TASK TO CARRY OUT |
Transcribe every line of the listing below without any deviation.

RAW DATA |
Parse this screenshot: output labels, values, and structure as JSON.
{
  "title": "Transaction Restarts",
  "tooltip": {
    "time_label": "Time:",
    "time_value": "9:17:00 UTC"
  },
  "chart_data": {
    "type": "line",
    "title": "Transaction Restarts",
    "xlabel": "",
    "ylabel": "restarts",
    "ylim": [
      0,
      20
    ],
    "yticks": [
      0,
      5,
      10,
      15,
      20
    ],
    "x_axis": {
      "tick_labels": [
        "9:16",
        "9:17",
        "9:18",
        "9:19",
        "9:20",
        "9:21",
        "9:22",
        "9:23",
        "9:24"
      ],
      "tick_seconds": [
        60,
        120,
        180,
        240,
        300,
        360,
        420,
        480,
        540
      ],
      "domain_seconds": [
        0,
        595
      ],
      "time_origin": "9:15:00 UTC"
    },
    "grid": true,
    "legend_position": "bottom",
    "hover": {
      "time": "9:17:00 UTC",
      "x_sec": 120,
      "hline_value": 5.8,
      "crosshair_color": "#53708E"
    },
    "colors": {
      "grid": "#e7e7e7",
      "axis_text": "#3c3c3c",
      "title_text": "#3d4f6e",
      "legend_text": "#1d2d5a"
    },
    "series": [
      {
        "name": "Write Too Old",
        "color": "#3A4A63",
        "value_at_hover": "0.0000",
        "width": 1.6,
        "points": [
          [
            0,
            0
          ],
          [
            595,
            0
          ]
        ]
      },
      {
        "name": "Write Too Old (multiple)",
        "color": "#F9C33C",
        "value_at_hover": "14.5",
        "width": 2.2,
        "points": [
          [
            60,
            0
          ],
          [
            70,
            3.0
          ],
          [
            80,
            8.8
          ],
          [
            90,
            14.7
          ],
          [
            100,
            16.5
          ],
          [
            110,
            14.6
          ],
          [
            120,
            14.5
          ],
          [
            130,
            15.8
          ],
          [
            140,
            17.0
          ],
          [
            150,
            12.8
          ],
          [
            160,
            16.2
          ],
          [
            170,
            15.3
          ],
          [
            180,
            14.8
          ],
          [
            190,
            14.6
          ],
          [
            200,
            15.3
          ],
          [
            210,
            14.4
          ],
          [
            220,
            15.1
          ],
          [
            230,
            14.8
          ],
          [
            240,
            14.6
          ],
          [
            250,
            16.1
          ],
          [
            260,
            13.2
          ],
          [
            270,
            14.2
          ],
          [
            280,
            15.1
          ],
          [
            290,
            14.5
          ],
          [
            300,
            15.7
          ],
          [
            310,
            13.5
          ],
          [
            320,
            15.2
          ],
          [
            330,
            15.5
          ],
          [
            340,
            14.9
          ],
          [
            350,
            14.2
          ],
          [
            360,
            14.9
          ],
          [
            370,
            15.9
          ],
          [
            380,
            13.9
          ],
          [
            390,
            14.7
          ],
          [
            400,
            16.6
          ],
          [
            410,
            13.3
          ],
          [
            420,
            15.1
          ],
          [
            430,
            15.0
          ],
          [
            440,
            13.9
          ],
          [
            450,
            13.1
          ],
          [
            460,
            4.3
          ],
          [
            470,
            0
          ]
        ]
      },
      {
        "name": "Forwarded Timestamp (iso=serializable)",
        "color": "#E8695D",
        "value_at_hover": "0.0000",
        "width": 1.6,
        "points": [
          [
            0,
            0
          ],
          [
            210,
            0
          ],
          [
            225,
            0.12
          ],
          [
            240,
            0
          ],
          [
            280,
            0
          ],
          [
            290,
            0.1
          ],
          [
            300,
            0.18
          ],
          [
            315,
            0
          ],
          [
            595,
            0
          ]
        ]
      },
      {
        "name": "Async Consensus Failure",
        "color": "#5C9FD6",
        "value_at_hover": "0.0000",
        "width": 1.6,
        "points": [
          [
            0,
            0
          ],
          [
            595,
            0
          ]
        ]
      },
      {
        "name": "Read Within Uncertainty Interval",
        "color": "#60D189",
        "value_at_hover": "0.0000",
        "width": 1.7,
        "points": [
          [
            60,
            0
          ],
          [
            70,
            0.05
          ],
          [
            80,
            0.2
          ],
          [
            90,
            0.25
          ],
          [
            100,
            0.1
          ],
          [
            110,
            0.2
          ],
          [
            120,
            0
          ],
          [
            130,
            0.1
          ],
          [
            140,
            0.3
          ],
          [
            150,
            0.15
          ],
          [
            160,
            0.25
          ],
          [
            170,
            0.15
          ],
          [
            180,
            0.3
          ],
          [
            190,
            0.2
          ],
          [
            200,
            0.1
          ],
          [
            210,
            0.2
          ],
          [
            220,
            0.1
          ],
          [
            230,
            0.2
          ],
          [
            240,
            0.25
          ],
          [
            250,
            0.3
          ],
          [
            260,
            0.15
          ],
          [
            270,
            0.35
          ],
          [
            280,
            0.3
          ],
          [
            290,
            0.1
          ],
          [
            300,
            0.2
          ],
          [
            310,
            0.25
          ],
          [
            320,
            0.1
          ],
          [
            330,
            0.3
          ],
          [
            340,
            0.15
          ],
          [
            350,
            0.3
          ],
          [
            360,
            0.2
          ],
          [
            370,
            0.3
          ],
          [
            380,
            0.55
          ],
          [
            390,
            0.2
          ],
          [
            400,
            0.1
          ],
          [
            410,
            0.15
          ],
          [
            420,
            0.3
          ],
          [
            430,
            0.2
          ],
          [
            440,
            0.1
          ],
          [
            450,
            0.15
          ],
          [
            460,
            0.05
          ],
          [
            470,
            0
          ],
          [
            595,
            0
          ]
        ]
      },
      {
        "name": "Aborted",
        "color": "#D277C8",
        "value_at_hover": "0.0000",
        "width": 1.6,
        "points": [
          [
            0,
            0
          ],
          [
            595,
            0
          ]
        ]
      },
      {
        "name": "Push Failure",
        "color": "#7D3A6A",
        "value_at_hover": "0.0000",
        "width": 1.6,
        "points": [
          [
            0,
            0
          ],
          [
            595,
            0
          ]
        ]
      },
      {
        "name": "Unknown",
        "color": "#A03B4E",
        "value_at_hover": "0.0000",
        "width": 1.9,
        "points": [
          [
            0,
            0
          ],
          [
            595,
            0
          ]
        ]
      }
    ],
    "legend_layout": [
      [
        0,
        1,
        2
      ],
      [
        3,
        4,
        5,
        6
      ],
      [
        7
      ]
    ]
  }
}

EXERCISE RESULT |
Parse this screenshot: output labels, values, and structure as JSON.
{
  "title": "Transaction Restarts",
  "tooltip": {
    "time_label": "Time:",
    "time_value": "9:17:00 UTC"
  },
  "chart_data": {
    "type": "line",
    "title": "Transaction Restarts",
    "xlabel": "",
    "ylabel": "restarts",
    "ylim": [
      0,
      20
    ],
    "yticks": [
      0,
      5,
      10,
      15,
      20
    ],
    "x_axis": {
      "tick_labels": [
        "9:16",
        "9:17",
        "9:18",
        "9:19",
        "9:20",
        "9:21",
        "9:22",
        "9:23",
        "9:24"
      ],
      "tick_seconds": [
        60,
        120,
        180,
        240,
        300,
        360,
        420,
        480,
        540
      ],
      "domain_seconds": [
        0,
        595
      ],
      "time_origin": "9:15:00 UTC"
    },
    "grid": true,
    "legend_position": "bottom",
    "hover": {
      "time": "9:17:00 UTC",
      "x_sec": 120,
      "hline_value": 5.8,
      "crosshair_color": "#53708E"
    },
    "colors": {
      "grid": "#e7e7e7",
      "axis_text": "#3c3c3c",
      "title_text": "#3d4f6e",
      "legend_text": "#1d2d5a"
    },
    "series": [
      {
        "name": "Write Too Old",
        "color": "#3A4A63",
        "value_at_hover": "0.0000",
        "width": 1.6,
        "points": [
          [
            0,
            0
          ],
          [
            595,
            0
          ]
        ]
      },
      {
        "name": "Write Too Old (multiple)",
        "color": "#F9C33C",
        "value_at_hover": "14.5",
        "width": 2.2,
        "points": [
          [
            60,
            0
          ],
          [
            70,
            3.0
          ],
          [
            80,
            8.8
          ],
          [
            90,
            14.7
          ],
          [
            100,
            16.5
          ],
          [
            110,
            14.6
          ],
          [
            120,
            14.5
          ],
          [
            130,
            15.8
          ],
          [
            140,
            17.0
          ],
          [
            150,
            12.8
          ],
          [
            160,
            16.2
          ],
          [
            170,
            15.3
          ],
          [
            180,
            14.8
          ],
          [
            190,
            14.6
          ],
          [
            200,
            15.3
          ],
          [
            210,
            14.4
          ],
          [
            220,
            15.1
          ],
          [
            230,
            14.8
          ],
          [
            240,
            14.6
          ],
          [
            250,
            16.1
          ],
          [
            260,
            13.2
          ],
          [
            270,
            14.2
          ],
          [
            280,
            15.1
          ],
          [
            290,
            14.5
          ],
          [
            300,
            15.7
          ],
          [
            310,
            13.5
          ],
          [
            320,
            15.2
          ],
          [
            330,
            15.5
          ],
          [
            340,
            14.9
          ],
          [
            350,
            14.2
          ],
          [
            360,
            14.9
          ],
          [
            370,
            15.9
          ],
          [
            380,
            13.9
          ],
          [
            390,
            14.7
          ],
          [
            400,
            16.6
          ],
          [
            410,
            13.3
          ],
          [
            420,
            15.1
          ],
          [
            430,
            15.0
          ],
          [
            440,
            13.9
          ],
          [
            450,
            13.1
          ],
          [
            460,
            4.3
          ],
          [
            470,
            0
          ]
        ]
      },
      {
        "name": "Forwarded Timestamp (iso=serializable)",
        "color": "#E8695D",
        "value_at_hover": "0.0000",
        "width": 1.6,
        "points": [
          [
            0,
            0
          ],
          [
            210,
            0
          ],
          [
            225,
            0.12
          ],
          [
            240,
            0
          ],
          [
            280,
            0
          ],
          [
            290,
            0.1
          ],
          [
            300,
            0.18
          ],
          [
            315,
            0
          ],
          [
            595,
            0
          ]
        ]
      },
      {
        "name": "Async Consensus Failure",
        "color": "#5C9FD6",
        "value_at_hover": "0.0000",
        "width": 1.6,
        "points": [
          [
            0,
            0
          ],
          [
            595,
            0
          ]
        ]
      },
      {
        "name": "Read Within Uncertainty Interval",
        "color": "#60D189",
        "value_at_hover": "0.0000",
        "width": 1.7,
        "points": [
          [
            60,
            0
          ],
          [
            70,
            0.05
          ],
          [
            80,
            0.2
          ],
          [
            90,
            0.25
          ],
          [
            100,
            0.1
          ],
          [
            110,
            0.2
          ],
          [
            120,
            0
          ],
          [
            130,
            0.1
          ],
          [
            140,
            0.3
          ],
          [
            150,
            0.15
          ],
          [
            160,
            0.25
          ],
          [
            170,
            0.15
          ],
          [
            180,
            0.3
          ],
          [
            190,
            0.2
          ],
          [
            200,
            0.1
          ],
          [
            210,
            0.2
          ],
          [
            220,
            0.1
          ],
          [
            230,
            0.2
          ],
          [
            240,
            0.25
          ],
          [
            250,
            0.3
          ],
          [
            260,
            0.15
          ],
          [
            270,
            0.35
          ],
          [
            280,
            0.3
          ],
          [
            290,
            0.1
          ],
          [
            300,
            0.2
          ],
          [
            310,
            0.25
          ],
          [
            320,
            0.1
          ],
          [
            330,
            0.3
          ],
          [
            340,
            0.15
          ],
          [
            350,
            0.3
          ],
          [
            360,
            0.2
          ],
          [
            370,
            0.3
          ],
          [
            380,
            0.55
          ],
          [
            390,
            0.2
          ],
          [
            400,
            0.1
          ],
          [
            410,
            0.15
          ],
          [
            420,
            0.3
          ],
          [
            430,
            0.2
          ],
          [
            440,
            0.1
          ],
          [
            450,
            0.15
          ],
          [
            460,
            0.05
          ],
          [
            470,
            0
          ],
          [
            595,
            0
          ]
        ]
      },
      {
        "name": "Aborted",
        "color": "#D277C8",
        "value_at_hover": "0.0000",
        "width": 1.6,
        "points": [
          [
            0,
            0
          ],
          [
            595,
            0
          ]
        ]
      },
      {
        "name": "Push Failure",
        "color": "#7D3A6A",
        "value_at_hover": "0.0000",
        "width": 1.6,
        "points": [
          [
            0,
            0
          ],
          [
            595,
            0
          ]
        ]
      },
      {
        "name": "Unknown",
        "color": "#A03B4E",
        "value_at_hover": "0.0000",
        "width": 1.9,
        "points": [
          [
            0,
            0
          ],
          [
            595,
            0
          ]
        ]
      }
    ],
    "legend_layout": [
      [
        0,
        1,
        2
      ],
      [
        3,
        4,
        5,
        6
      ],
      [
        7
      ]
    ]
  }
}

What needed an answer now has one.